▶ _Aim of the exercise_
Reproduce all lines of the listing below in which the word "Household" occurs.

Records about charts and figures:
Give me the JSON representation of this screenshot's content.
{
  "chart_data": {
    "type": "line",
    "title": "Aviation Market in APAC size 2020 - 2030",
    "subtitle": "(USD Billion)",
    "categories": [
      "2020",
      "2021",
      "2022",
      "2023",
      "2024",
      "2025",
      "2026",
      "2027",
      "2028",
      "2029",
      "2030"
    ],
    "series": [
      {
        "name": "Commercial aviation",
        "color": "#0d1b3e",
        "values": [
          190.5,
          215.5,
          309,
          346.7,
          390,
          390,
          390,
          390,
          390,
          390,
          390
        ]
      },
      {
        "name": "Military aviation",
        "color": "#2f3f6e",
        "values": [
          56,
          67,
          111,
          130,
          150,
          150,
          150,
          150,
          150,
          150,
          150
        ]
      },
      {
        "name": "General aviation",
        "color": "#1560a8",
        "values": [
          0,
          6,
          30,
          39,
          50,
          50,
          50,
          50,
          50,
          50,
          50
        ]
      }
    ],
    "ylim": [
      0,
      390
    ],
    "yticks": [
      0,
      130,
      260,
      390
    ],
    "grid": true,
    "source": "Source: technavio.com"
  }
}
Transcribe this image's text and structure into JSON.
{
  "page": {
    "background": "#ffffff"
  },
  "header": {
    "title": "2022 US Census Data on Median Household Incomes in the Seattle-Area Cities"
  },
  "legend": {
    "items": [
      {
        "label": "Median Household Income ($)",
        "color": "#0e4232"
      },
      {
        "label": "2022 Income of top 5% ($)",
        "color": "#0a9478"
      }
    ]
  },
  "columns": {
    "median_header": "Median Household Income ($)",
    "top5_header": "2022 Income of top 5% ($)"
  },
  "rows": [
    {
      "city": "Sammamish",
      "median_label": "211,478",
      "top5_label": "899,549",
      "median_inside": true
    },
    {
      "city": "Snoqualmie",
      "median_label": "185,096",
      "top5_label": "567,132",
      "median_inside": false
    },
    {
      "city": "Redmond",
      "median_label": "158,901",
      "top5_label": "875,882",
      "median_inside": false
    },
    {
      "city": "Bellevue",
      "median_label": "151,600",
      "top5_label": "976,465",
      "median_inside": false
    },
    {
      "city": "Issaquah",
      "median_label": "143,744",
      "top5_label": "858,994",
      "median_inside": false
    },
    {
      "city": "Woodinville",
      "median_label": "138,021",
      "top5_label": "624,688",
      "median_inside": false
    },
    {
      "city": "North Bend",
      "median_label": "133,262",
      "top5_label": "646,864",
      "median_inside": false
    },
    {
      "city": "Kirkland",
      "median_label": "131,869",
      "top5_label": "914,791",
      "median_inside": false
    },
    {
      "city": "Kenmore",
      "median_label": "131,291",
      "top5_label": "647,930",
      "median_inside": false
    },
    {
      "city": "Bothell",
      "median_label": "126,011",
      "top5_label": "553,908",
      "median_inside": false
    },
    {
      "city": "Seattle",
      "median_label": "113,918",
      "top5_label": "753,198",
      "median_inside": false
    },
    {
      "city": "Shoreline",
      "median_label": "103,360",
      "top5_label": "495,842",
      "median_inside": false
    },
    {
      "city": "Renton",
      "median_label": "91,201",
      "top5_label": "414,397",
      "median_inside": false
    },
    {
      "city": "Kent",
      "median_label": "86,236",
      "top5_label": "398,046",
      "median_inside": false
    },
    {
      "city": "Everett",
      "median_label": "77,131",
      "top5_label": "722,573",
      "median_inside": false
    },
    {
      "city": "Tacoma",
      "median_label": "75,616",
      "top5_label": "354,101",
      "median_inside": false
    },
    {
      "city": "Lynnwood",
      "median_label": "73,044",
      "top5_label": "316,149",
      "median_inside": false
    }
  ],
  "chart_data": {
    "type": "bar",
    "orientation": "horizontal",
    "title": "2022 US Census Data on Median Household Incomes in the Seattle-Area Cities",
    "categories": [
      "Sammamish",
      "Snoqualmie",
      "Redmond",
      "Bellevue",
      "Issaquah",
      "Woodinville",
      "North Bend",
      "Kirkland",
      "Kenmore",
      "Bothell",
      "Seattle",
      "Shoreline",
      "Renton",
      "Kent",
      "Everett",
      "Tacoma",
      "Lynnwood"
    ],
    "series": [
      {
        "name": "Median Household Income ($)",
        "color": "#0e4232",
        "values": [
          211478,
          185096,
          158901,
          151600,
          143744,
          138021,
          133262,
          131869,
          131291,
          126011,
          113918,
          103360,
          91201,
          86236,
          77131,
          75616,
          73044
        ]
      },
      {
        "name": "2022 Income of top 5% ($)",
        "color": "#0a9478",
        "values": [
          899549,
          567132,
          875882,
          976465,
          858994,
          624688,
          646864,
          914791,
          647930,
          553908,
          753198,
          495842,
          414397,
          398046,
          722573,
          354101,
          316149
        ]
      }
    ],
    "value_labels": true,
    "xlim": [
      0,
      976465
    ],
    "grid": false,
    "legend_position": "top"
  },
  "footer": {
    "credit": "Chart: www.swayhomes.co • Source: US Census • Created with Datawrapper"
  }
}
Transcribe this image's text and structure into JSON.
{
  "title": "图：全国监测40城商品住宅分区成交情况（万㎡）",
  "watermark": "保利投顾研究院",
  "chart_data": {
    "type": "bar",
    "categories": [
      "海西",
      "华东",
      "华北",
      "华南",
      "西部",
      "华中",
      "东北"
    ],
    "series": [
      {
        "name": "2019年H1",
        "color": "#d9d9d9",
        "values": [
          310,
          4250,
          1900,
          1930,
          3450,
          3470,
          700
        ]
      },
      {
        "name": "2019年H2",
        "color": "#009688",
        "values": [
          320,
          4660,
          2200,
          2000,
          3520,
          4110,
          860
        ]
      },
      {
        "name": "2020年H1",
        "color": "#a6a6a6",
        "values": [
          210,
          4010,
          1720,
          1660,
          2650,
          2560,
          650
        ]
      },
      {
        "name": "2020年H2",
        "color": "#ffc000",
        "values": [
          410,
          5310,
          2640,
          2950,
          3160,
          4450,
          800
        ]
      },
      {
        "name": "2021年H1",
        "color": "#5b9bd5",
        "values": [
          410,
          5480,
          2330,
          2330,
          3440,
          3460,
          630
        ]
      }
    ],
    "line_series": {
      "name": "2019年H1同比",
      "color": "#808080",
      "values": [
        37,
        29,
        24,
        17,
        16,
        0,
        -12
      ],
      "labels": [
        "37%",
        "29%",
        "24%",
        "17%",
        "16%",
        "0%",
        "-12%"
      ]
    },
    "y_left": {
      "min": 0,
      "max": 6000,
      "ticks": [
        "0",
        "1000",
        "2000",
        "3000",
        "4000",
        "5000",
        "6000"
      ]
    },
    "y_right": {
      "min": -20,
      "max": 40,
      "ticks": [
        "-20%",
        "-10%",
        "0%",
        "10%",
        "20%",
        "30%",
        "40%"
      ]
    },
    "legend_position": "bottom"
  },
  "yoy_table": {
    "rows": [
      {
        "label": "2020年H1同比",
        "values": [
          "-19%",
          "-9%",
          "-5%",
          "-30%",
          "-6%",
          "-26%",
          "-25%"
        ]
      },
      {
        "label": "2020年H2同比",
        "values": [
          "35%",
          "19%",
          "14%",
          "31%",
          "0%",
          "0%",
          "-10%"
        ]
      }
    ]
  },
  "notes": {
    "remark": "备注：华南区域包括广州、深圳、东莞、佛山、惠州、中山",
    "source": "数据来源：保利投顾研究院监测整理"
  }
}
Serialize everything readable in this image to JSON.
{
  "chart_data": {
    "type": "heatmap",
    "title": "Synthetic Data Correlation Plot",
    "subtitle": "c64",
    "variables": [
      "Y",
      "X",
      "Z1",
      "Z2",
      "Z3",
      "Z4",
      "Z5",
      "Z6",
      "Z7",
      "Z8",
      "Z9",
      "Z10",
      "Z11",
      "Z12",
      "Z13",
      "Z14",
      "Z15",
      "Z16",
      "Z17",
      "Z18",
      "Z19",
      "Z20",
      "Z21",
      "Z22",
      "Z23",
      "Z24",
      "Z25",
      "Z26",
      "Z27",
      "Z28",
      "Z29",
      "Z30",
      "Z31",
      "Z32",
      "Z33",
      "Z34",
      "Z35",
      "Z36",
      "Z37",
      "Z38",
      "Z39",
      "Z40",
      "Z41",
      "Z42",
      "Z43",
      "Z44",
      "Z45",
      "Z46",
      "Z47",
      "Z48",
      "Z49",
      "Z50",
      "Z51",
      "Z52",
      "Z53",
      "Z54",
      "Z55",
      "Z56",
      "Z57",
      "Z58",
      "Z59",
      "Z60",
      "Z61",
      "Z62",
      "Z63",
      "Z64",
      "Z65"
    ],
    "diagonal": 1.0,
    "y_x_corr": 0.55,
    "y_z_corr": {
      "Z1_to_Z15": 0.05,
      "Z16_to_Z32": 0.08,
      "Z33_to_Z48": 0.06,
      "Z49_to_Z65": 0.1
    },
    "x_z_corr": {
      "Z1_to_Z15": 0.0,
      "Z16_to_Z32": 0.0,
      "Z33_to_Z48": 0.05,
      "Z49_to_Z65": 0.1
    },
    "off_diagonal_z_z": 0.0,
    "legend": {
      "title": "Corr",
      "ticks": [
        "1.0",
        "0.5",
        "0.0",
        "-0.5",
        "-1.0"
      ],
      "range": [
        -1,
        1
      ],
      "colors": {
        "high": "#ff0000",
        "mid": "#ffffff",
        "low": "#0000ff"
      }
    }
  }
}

▶ _The output_
    "title": "2022 US Census Data on Median Household Incomes in the Seattle-Area Cities"
        "label": "Median Household Income ($)",
    "median_header": "Median Household Income ($)",
    "title": "2022 US Census Data on Median Household Incomes in the Seattle-Area Cities",
        "name": "Median Household Income ($)",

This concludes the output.